# Data entries
┏━━
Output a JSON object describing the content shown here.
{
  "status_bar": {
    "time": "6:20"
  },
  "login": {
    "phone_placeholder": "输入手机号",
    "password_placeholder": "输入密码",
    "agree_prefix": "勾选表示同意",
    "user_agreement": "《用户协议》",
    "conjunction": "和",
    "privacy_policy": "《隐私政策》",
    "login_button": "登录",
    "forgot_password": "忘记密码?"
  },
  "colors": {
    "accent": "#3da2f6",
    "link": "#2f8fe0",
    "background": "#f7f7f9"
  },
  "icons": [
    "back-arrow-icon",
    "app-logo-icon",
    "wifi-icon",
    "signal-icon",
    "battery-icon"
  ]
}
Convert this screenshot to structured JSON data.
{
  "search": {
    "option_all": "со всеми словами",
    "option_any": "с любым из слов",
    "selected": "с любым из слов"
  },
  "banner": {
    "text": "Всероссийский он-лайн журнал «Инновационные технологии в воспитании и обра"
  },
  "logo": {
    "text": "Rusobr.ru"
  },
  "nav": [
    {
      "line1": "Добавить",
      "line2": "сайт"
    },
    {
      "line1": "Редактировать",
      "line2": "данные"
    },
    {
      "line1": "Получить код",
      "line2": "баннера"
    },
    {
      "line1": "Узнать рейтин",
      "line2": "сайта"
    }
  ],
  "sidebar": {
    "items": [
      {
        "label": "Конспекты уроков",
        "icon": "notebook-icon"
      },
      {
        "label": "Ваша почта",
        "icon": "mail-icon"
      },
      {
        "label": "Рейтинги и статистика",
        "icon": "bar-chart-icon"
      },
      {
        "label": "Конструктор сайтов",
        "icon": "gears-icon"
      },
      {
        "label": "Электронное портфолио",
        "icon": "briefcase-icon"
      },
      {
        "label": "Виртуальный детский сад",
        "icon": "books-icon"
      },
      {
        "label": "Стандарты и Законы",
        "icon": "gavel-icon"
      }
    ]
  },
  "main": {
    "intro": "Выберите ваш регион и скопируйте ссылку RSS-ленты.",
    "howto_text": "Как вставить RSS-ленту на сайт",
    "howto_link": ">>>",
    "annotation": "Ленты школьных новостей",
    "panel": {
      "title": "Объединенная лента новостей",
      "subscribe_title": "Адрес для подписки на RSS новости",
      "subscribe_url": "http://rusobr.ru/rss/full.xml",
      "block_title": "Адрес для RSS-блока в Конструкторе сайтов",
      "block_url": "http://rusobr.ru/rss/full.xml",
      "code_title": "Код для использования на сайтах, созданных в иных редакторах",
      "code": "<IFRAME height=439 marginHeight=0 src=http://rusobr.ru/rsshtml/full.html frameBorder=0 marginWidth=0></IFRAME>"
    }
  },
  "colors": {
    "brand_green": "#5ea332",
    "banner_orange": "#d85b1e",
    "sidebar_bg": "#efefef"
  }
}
┗━━
# Problem description
Reproduce the entries above exactly.

# Reply
Output a JSON object describing the content shown here.
{
  "status_bar": {
    "time": "6:20"
  },
  "login": {
    "phone_placeholder": "输入手机号",
    "password_placeholder": "输入密码",
    "agree_prefix": "勾选表示同意",
    "user_agreement": "《用户协议》",
    "conjunction": "和",
    "privacy_policy": "《隐私政策》",
    "login_button": "登录",
    "forgot_password": "忘记密码?"
  },
  "colors": {
    "accent": "#3da2f6",
    "link": "#2f8fe0",
    "background": "#f7f7f9"
  },
  "icons": [
    "back-arrow-icon",
    "app-logo-icon",
    "wifi-icon",
    "signal-icon",
    "battery-icon"
  ]
}
Convert this screenshot to structured JSON data.
{
  "search": {
    "option_all": "со всеми словами",
    "option_any": "с любым из слов",
    "selected": "с любым из слов"
  },
  "banner": {
    "text": "Всероссийский он-лайн журнал «Инновационные технологии в воспитании и обра"
  },
  "logo": {
    "text": "Rusobr.ru"
  },
  "nav": [
    {
      "line1": "Добавить",
      "line2": "сайт"
    },
    {
      "line1": "Редактировать",
      "line2": "данные"
    },
    {
      "line1": "Получить код",
      "line2": "баннера"
    },
    {
      "line1": "Узнать рейтин",
      "line2": "сайта"
    }
  ],
  "sidebar": {
    "items": [
      {
        "label": "Конспекты уроков",
        "icon": "notebook-icon"
      },
      {
        "label": "Ваша почта",
        "icon": "mail-icon"
      },
      {
        "label": "Рейтинги и статистика",
        "icon": "bar-chart-icon"
      },
      {
        "label": "Конструктор сайтов",
        "icon": "gears-icon"
      },
      {
        "label": "Электронное портфолио",
        "icon": "briefcase-icon"
      },
      {
        "label": "Виртуальный детский сад",
        "icon": "books-icon"
      },
      {
        "label": "Стандарты и Законы",
        "icon": "gavel-icon"
      }
    ]
  },
  "main": {
    "intro": "Выберите ваш регион и скопируйте ссылку RSS-ленты.",
    "howto_text": "Как вставить RSS-ленту на сайт",
    "howto_link": ">>>",
    "annotation": "Ленты школьных новостей",
    "panel": {
      "title": "Объединенная лента новостей",
      "subscribe_title": "Адрес для подписки на RSS новости",
      "subscribe_url": "http://rusobr.ru/rss/full.xml",
      "block_title": "Адрес для RSS-блока в Конструкторе сайтов",
      "block_url": "http://rusobr.ru/rss/full.xml",
      "code_title": "Код для использования на сайтах, созданных в иных редакторах",
      "code": "<IFRAME height=439 marginHeight=0 src=http://rusobr.ru/rsshtml/full.html frameBorder=0 marginWidth=0></IFRAME>"
    }
  },
  "colors": {
    "brand_green": "#5ea332",
    "banner_orange": "#d85b1e",
    "sidebar_bg": "#efefef"
  }
}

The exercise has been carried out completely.